Written task |
Copy out every record below exactly as written, but leave out any pictures.
--- start Dataset records ---
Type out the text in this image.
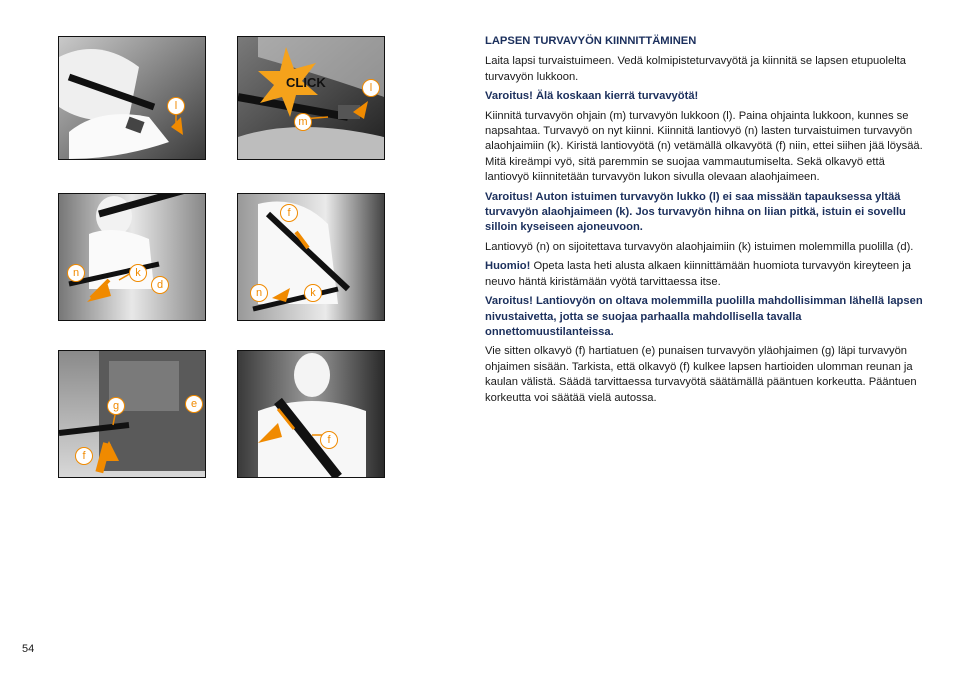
l
CLICK	l
m
n	k
d
f
n	k
g	e
f
f

LAPSEN TURVAVYÖN KIINNITTÄMINEN

Laita lapsi turvaistuimeen. Vedä kolmipisteturvavyötä ja kiinnitä se lapsen etupuolelta turvavyön lukkoon.

Varoitus! Älä koskaan kierrä turvavyötä!

Kiinnitä turvavyön ohjain (m) turvavyön lukkoon (l). Paina ohjainta lukkoon, kunnes se napsahtaa. Turvavyö on nyt kiinni. Kiinnitä lantiovyö (n) lasten turvaistuimen turvavyön alaohjaimiin (k). Kiristä lantiovyötä (n) vetämällä olkavyötä (f) niin, ettei siihen jää löysää. Mitä kireämpi vyö, sitä paremmin se suojaa vammautumiselta. Sekä olkavyö että lantiovyö kiinnitetään turvavyön lukon sivulla olevaan alaohjaimeen.

Varoitus! Auton istuimen turvavyön lukko (l) ei saa missään tapauksessa yltää turvavyön alaohjaimeen (k). Jos turvavyön hihna on liian pitkä, istuin ei sovellu silloin kyseiseen ajoneuvoon.

Lantiovyö (n) on sijoitettava turvavyön alaohjaimiin (k) istuimen molemmilla puolilla (d).

Huomio! Opeta lasta heti alusta alkaen kiinnittämään huomiota turvavyön kireyteen ja neuvo häntä kiristämään vyötä tarvittaessa itse.

Varoitus! Lantiovyön on oltava molemmilla puolilla mahdollisimman lähellä lapsen nivustaivetta, jotta se suojaa parhaalla mahdollisella tavalla onnettomuustilanteissa.

Vie sitten olkavyö (f) hartiatuen (e) punaisen turvavyön yläohjaimen (g) läpi turvavyön ohjaimen sisään. Tarkista, että olkavyö (f) kulkee lapsen hartioiden ulomman reunan ja kaulan välistä. Säädä tarvittaessa turvavyötä säätämällä pääntuen korkeutta. Pääntuen korkeutta voi säätää vielä autossa.

54
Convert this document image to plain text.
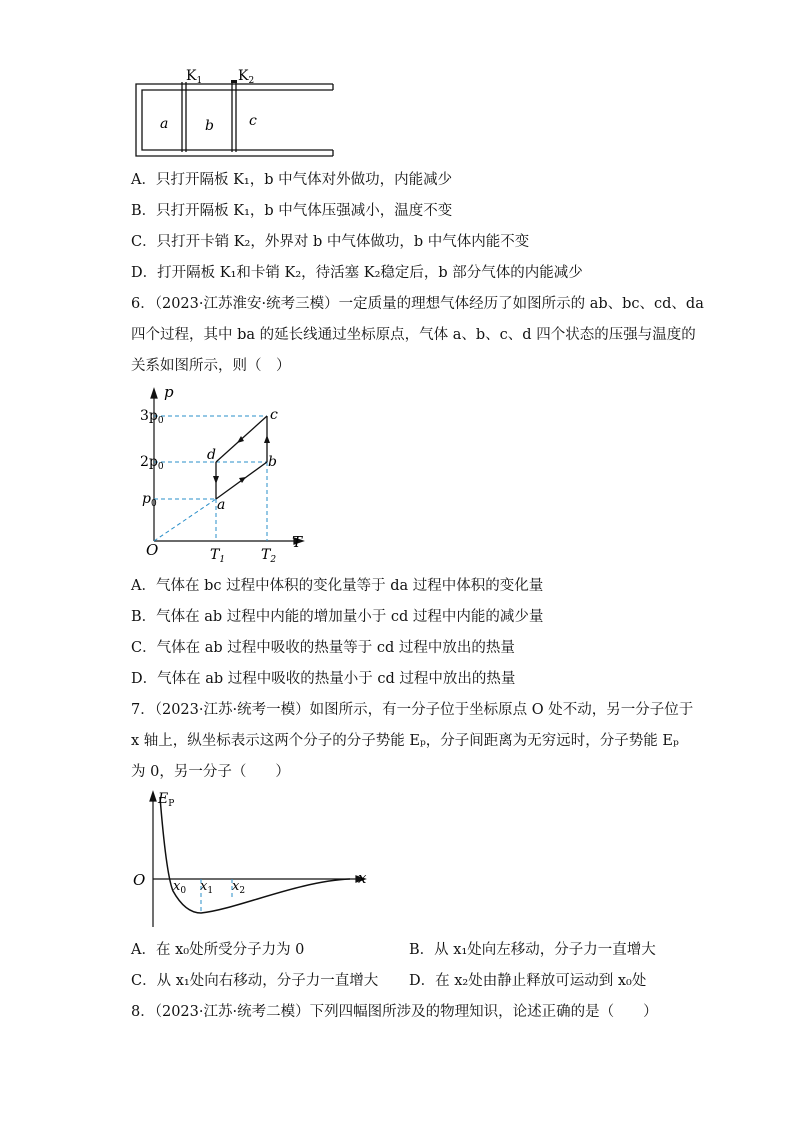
$K_1$	$K_2$
a	b	c
A．只打开隔板 K₁，b 中气体对外做功，内能减少
B．只打开隔板 K₁，b 中气体压强减小，温度不变
C．只打开卡销 K₂，外界对 b 中气体做功，b 中气体内能不变
D．打开隔板 K₁和卡销 K₂，待活塞 K₂稳定后，b 部分气体的内能减少
6．（2023·江苏淮安·统考三模）一定质量的理想气体经历了如图所示的 ab、bc、cd、da
四个过程，其中 ba 的延长线通过坐标原点，气体 a、b、c、d 四个状态的压强与温度的
关系如图所示，则（　）
p
T
O
$3p_0$
$2p_0$
$p_0$
$T_1$	$T_2$
a
b
c
d
A．气体在 bc 过程中体积的变化量等于 da 过程中体积的变化量
B．气体在 ab 过程中内能的增加量小于 cd 过程中内能的减少量
C．气体在 ab 过程中吸收的热量等于 cd 过程中放出的热量
D．气体在 ab 过程中吸收的热量小于 cd 过程中放出的热量
7．（2023·江苏·统考一模）如图所示，有一分子位于坐标原点 O 处不动，另一分子位于
x 轴上，纵坐标表示这两个分子的分子势能 Eₚ，分子间距离为无穷远时，分子势能 Eₚ
为 0，另一分子（　　）
$E_P$
O	x
$x_0$ $x_1$ $x_2$
A．在 x₀处所受分子力为 0	B．从 x₁处向左移动，分子力一直增大
C．从 x₁处向右移动，分子力一直增大 D．在 x₂处由静止释放可运动到 x₀处
8．（2023·江苏·统考二模）下列四幅图所涉及的物理知识，论述正确的是（　　）
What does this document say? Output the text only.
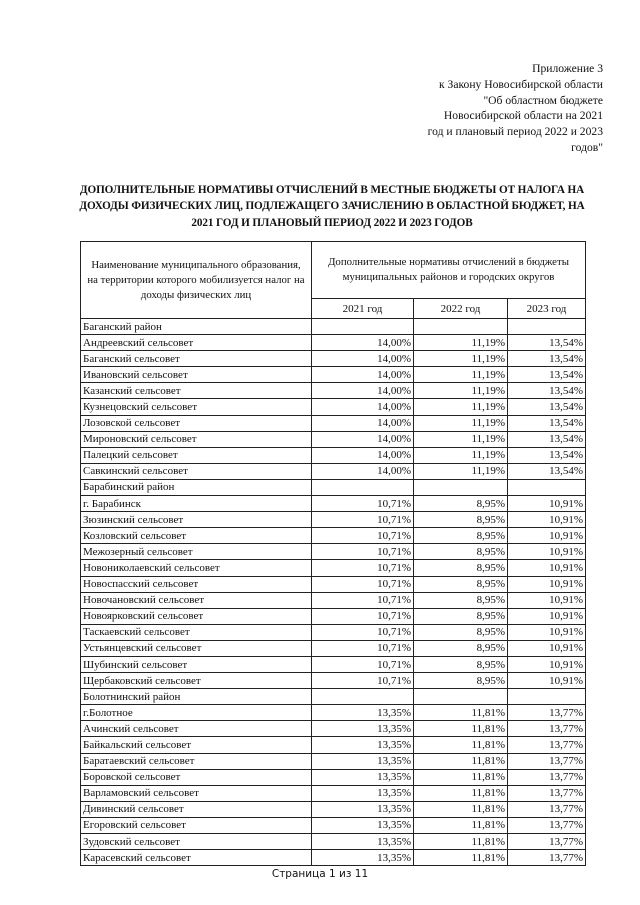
Приложение 3
к Закону Новосибирской области
"Об областном бюджете
Новосибирской области на 2021
год и плановый период 2022 и 2023
годов"
ДОПОЛНИТЕЛЬНЫЕ НОРМАТИВЫ ОТЧИСЛЕНИЙ В МЕСТНЫЕ БЮДЖЕТЫ ОТ НАЛОГА НА ДОХОДЫ ФИЗИЧЕСКИХ ЛИЦ, ПОДЛЕЖАЩЕГО ЗАЧИСЛЕНИЮ В ОБЛАСТНОЙ БЮДЖЕТ, НА 2021 ГОД И ПЛАНОВЫЙ ПЕРИОД 2022 И 2023 ГОДОВ
Наименование муниципального образования, на территории которого мобилизуется налог на доходы физических лиц	Дополнительные нормативы отчислений в бюджеты муниципальных районов и городских округов		
	2021 год	2022 год	2023 год
Баганский район			
Андреевский сельсовет	14,00%	11,19%	13,54%
Баганский сельсовет	14,00%	11,19%	13,54%
Ивановский сельсовет	14,00%	11,19%	13,54%
Казанский сельсовет	14,00%	11,19%	13,54%
Кузнецовский сельсовет	14,00%	11,19%	13,54%
Лозовской сельсовет	14,00%	11,19%	13,54%
Мироновский сельсовет	14,00%	11,19%	13,54%
Палецкий сельсовет	14,00%	11,19%	13,54%
Савкинский сельсовет	14,00%	11,19%	13,54%
Барабинский район			
г. Барабинск	10,71%	8,95%	10,91%
Зюзинский сельсовет	10,71%	8,95%	10,91%
Козловский сельсовет	10,71%	8,95%	10,91%
Межозерный сельсовет	10,71%	8,95%	10,91%
Новониколаевский сельсовет	10,71%	8,95%	10,91%
Новоспасский сельсовет	10,71%	8,95%	10,91%
Новочановский сельсовет	10,71%	8,95%	10,91%
Новоярковский сельсовет	10,71%	8,95%	10,91%
Таскаевский сельсовет	10,71%	8,95%	10,91%
Устьянцевский сельсовет	10,71%	8,95%	10,91%
Шубинский сельсовет	10,71%	8,95%	10,91%
Щербаковский сельсовет	10,71%	8,95%	10,91%
Болотнинский район			
г.Болотное	13,35%	11,81%	13,77%
Ачинский сельсовет	13,35%	11,81%	13,77%
Байкальский сельсовет	13,35%	11,81%	13,77%
Баратаевский сельсовет	13,35%	11,81%	13,77%
Боровской сельсовет	13,35%	11,81%	13,77%
Варламовский сельсовет	13,35%	11,81%	13,77%
Дивинский сельсовет	13,35%	11,81%	13,77%
Егоровский сельсовет	13,35%	11,81%	13,77%
Зудовский сельсовет	13,35%	11,81%	13,77%
Карасевский сельсовет	13,35%	11,81%	13,77%
Страница 1 из 11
--- end Dataset records ---
Output below |
Type out the text in this image.
l
CLICK	l
m
n	k
d
f
n	k
g	e
f
f

LAPSEN TURVAVYÖN KIINNITTÄMINEN

Laita lapsi turvaistuimeen. Vedä kolmipisteturvavyötä ja kiinnitä se lapsen etupuolelta turvavyön lukkoon.

Varoitus! Älä koskaan kierrä turvavyötä!

Kiinnitä turvavyön ohjain (m) turvavyön lukkoon (l). Paina ohjainta lukkoon, kunnes se napsahtaa. Turvavyö on nyt kiinni. Kiinnitä lantiovyö (n) lasten turvaistuimen turvavyön alaohjaimiin (k). Kiristä lantiovyötä (n) vetämällä olkavyötä (f) niin, ettei siihen jää löysää. Mitä kireämpi vyö, sitä paremmin se suojaa vammautumiselta. Sekä olkavyö että lantiovyö kiinnitetään turvavyön lukon sivulla olevaan alaohjaimeen.

Varoitus! Auton istuimen turvavyön lukko (l) ei saa missään tapauksessa yltää turvavyön alaohjaimeen (k). Jos turvavyön hihna on liian pitkä, istuin ei sovellu silloin kyseiseen ajoneuvoon.

Lantiovyö (n) on sijoitettava turvavyön alaohjaimiin (k) istuimen molemmilla puolilla (d).

Huomio! Opeta lasta heti alusta alkaen kiinnittämään huomiota turvavyön kireyteen ja neuvo häntä kiristämään vyötä tarvittaessa itse.

Varoitus! Lantiovyön on oltava molemmilla puolilla mahdollisimman lähellä lapsen nivustaivetta, jotta se suojaa parhaalla mahdollisella tavalla onnettomuustilanteissa.

Vie sitten olkavyö (f) hartiatuen (e) punaisen turvavyön yläohjaimen (g) läpi turvavyön ohjaimen sisään. Tarkista, että olkavyö (f) kulkee lapsen hartioiden ulomman reunan ja kaulan välistä. Säädä tarvittaessa turvavyötä säätämällä pääntuen korkeutta. Pääntuen korkeutta voi säätää vielä autossa.

54
Convert this document image to plain text.
$K_1$	$K_2$
a	b	c
A．只打开隔板 K₁，b 中气体对外做功，内能减少
B．只打开隔板 K₁，b 中气体压强减小，温度不变
C．只打开卡销 K₂，外界对 b 中气体做功，b 中气体内能不变
D．打开隔板 K₁和卡销 K₂，待活塞 K₂稳定后，b 部分气体的内能减少
6．（2023·江苏淮安·统考三模）一定质量的理想气体经历了如图所示的 ab、bc、cd、da
四个过程，其中 ba 的延长线通过坐标原点，气体 a、b、c、d 四个状态的压强与温度的
关系如图所示，则（　）
p
T
O
$3p_0$
$2p_0$
$p_0$
$T_1$	$T_2$
a
b
c
d
A．气体在 bc 过程中体积的变化量等于 da 过程中体积的变化量
B．气体在 ab 过程中内能的增加量小于 cd 过程中内能的减少量
C．气体在 ab 过程中吸收的热量等于 cd 过程中放出的热量
D．气体在 ab 过程中吸收的热量小于 cd 过程中放出的热量
7．（2023·江苏·统考一模）如图所示，有一分子位于坐标原点 O 处不动，另一分子位于
x 轴上，纵坐标表示这两个分子的分子势能 Eₚ，分子间距离为无穷远时，分子势能 Eₚ
为 0，另一分子（　　）
$E_P$
O	x
$x_0$ $x_1$ $x_2$
A．在 x₀处所受分子力为 0	B．从 x₁处向左移动，分子力一直增大
C．从 x₁处向右移动，分子力一直增大 D．在 x₂处由静止释放可运动到 x₀处
8．（2023·江苏·统考二模）下列四幅图所涉及的物理知识，论述正确的是（　　）
What does this document say? Output the text only.
Приложение 3
к Закону Новосибирской области
"Об областном бюджете
Новосибирской области на 2021
год и плановый период 2022 и 2023
годов"
ДОПОЛНИТЕЛЬНЫЕ НОРМАТИВЫ ОТЧИСЛЕНИЙ В МЕСТНЫЕ БЮДЖЕТЫ ОТ НАЛОГА НА ДОХОДЫ ФИЗИЧЕСКИХ ЛИЦ, ПОДЛЕЖАЩЕГО ЗАЧИСЛЕНИЮ В ОБЛАСТНОЙ БЮДЖЕТ, НА 2021 ГОД И ПЛАНОВЫЙ ПЕРИОД 2022 И 2023 ГОДОВ
Наименование муниципального образования, на территории которого мобилизуется налог на доходы физических лиц	Дополнительные нормативы отчислений в бюджеты муниципальных районов и городских округов		
	2021 год	2022 год	2023 год
Баганский район			
Андреевский сельсовет	14,00%	11,19%	13,54%
Баганский сельсовет	14,00%	11,19%	13,54%
Ивановский сельсовет	14,00%	11,19%	13,54%
Казанский сельсовет	14,00%	11,19%	13,54%
Кузнецовский сельсовет	14,00%	11,19%	13,54%
Лозовской сельсовет	14,00%	11,19%	13,54%
Мироновский сельсовет	14,00%	11,19%	13,54%
Палецкий сельсовет	14,00%	11,19%	13,54%
Савкинский сельсовет	14,00%	11,19%	13,54%
Барабинский район			
г. Барабинск	10,71%	8,95%	10,91%
Зюзинский сельсовет	10,71%	8,95%	10,91%
Козловский сельсовет	10,71%	8,95%	10,91%
Межозерный сельсовет	10,71%	8,95%	10,91%
Новониколаевский сельсовет	10,71%	8,95%	10,91%
Новоспасский сельсовет	10,71%	8,95%	10,91%
Новочановский сельсовет	10,71%	8,95%	10,91%
Новоярковский сельсовет	10,71%	8,95%	10,91%
Таскаевский сельсовет	10,71%	8,95%	10,91%
Устьянцевский сельсовет	10,71%	8,95%	10,91%
Шубинский сельсовет	10,71%	8,95%	10,91%
Щербаковский сельсовет	10,71%	8,95%	10,91%
Болотнинский район			
г.Болотное	13,35%	11,81%	13,77%
Ачинский сельсовет	13,35%	11,81%	13,77%
Байкальский сельсовет	13,35%	11,81%	13,77%
Баратаевский сельсовет	13,35%	11,81%	13,77%
Боровской сельсовет	13,35%	11,81%	13,77%
Варламовский сельсовет	13,35%	11,81%	13,77%
Дивинский сельсовет	13,35%	11,81%	13,77%
Егоровский сельсовет	13,35%	11,81%	13,77%
Зудовский сельсовет	13,35%	11,81%	13,77%
Карасевский сельсовет	13,35%	11,81%	13,77%
Страница 1 из 11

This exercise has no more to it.